*EXERCISE AIM:* Rename "exoskeletons" to "shells" in the trilobite guide, then write out the part from "The second secret" up to and including "below the ground." with that change.

*SELECTED EXCERPT:*
Trilobites are commonly found throughout the Cincinnati Area. Yet some people spend countless hours in fields and road cuts without a single trilobite to show for it. What's the secret to finding trilobites? There are several. This guide has been written to help give you what it takes to find and identify fragments and complete specimens of Cincinnati trilobites.
The first and foremost secret is persistence. People who have spent the most time looking for trilobites are usually the ones who have found the best specimens. Never give up.
The second secret is knowing where to look. Even though nice specimens can be found anywhere in Cincinnati, trilobite fossils are easily found in "zones" within the rock strata. In these zones, there are spots where you will find large populations of trilobite parts that are the result of molting. This is where trilobites have shed their old exoskeletons as they grew. You can increase your chances of finding a whole trilobite by finding a trilobite zone and looking carefully for trilobite parts.
The next secret is knowing what to look for. Use this web page to help identify trilobite parts and whole specimens that are partially below the ground.
Another secret is the skill of careful examination. Once you've found a place that shows evidence of trilobites, get on your hands and knees and look for whole trilobites. Often they are no bigger than a pebble. Close scrutiny of the ground will eventually pay off.

[Lines taken from a dataset]
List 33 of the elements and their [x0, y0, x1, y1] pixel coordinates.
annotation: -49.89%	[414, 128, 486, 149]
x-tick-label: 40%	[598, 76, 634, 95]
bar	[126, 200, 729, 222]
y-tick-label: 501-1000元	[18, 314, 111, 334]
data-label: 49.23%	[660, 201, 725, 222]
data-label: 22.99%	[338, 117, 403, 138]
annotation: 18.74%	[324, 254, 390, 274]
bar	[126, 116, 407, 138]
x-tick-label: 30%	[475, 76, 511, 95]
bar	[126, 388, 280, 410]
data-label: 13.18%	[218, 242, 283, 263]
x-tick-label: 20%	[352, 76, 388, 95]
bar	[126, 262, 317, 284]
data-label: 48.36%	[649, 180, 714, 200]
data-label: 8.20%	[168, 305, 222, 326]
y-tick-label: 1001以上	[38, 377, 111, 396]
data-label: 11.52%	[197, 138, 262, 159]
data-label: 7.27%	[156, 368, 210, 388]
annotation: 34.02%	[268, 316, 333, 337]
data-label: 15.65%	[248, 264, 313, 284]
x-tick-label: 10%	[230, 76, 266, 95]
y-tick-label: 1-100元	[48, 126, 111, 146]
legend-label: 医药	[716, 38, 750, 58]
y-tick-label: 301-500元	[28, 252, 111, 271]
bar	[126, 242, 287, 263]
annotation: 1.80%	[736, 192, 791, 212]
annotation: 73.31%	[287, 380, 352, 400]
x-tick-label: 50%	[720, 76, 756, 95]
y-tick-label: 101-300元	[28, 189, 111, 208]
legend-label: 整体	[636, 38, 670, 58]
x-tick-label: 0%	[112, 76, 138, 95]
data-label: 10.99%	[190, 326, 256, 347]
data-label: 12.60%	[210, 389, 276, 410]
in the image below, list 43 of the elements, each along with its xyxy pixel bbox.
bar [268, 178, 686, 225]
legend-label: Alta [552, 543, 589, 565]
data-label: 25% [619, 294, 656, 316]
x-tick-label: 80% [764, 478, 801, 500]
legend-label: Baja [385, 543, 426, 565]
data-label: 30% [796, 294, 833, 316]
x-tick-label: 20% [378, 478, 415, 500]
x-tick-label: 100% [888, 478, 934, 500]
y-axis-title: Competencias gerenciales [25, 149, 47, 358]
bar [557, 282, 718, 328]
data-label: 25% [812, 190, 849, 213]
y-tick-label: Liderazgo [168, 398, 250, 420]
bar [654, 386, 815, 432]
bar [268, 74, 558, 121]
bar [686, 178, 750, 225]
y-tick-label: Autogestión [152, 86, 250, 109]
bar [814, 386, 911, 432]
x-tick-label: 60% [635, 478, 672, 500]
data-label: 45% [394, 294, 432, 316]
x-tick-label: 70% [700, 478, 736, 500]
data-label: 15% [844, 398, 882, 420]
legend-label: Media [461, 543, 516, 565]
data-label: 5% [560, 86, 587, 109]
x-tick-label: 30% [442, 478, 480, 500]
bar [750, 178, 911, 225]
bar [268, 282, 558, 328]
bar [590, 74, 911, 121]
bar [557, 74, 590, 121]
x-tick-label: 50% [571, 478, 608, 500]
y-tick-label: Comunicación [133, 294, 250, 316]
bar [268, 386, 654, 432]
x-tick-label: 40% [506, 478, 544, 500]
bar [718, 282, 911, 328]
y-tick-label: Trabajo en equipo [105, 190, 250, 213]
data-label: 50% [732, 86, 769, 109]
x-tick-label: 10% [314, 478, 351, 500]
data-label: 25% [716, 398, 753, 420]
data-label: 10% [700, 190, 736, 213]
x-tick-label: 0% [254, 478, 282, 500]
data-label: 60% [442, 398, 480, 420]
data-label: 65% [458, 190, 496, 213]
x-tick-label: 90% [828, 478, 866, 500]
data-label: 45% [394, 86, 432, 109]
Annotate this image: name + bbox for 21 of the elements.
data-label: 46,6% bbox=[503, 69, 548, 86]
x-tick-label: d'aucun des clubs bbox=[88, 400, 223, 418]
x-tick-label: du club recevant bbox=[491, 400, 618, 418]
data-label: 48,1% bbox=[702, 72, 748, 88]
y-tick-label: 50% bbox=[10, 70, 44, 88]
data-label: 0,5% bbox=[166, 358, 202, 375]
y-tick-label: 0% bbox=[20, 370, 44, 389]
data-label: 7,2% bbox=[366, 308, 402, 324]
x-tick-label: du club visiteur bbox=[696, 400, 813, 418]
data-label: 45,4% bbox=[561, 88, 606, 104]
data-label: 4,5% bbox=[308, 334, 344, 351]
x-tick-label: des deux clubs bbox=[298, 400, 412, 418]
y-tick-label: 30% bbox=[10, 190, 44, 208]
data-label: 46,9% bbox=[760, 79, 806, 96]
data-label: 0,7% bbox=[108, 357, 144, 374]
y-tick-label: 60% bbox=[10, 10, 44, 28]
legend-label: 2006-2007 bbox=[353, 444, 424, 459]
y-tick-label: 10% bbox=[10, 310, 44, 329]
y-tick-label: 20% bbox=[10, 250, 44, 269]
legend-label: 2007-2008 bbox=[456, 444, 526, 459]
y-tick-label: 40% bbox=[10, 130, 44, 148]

*RESULT:*
The second secret is knowing where to look. Even though nice specimens can be found anywhere in Cincinnati, trilobite fossils are easily found in "zones" within the rock strata. In these zones, there are spots where you will find large populations of trilobite parts that are the result of molting. This is where trilobites have shed their old shells as they grew. You can increase your chances of finding a whole trilobite by finding a trilobite zone and looking carefully for trilobite parts.
The next secret is knowing what to look for. Use this web page to help identify trilobite parts and whole specimens that are partially below the ground.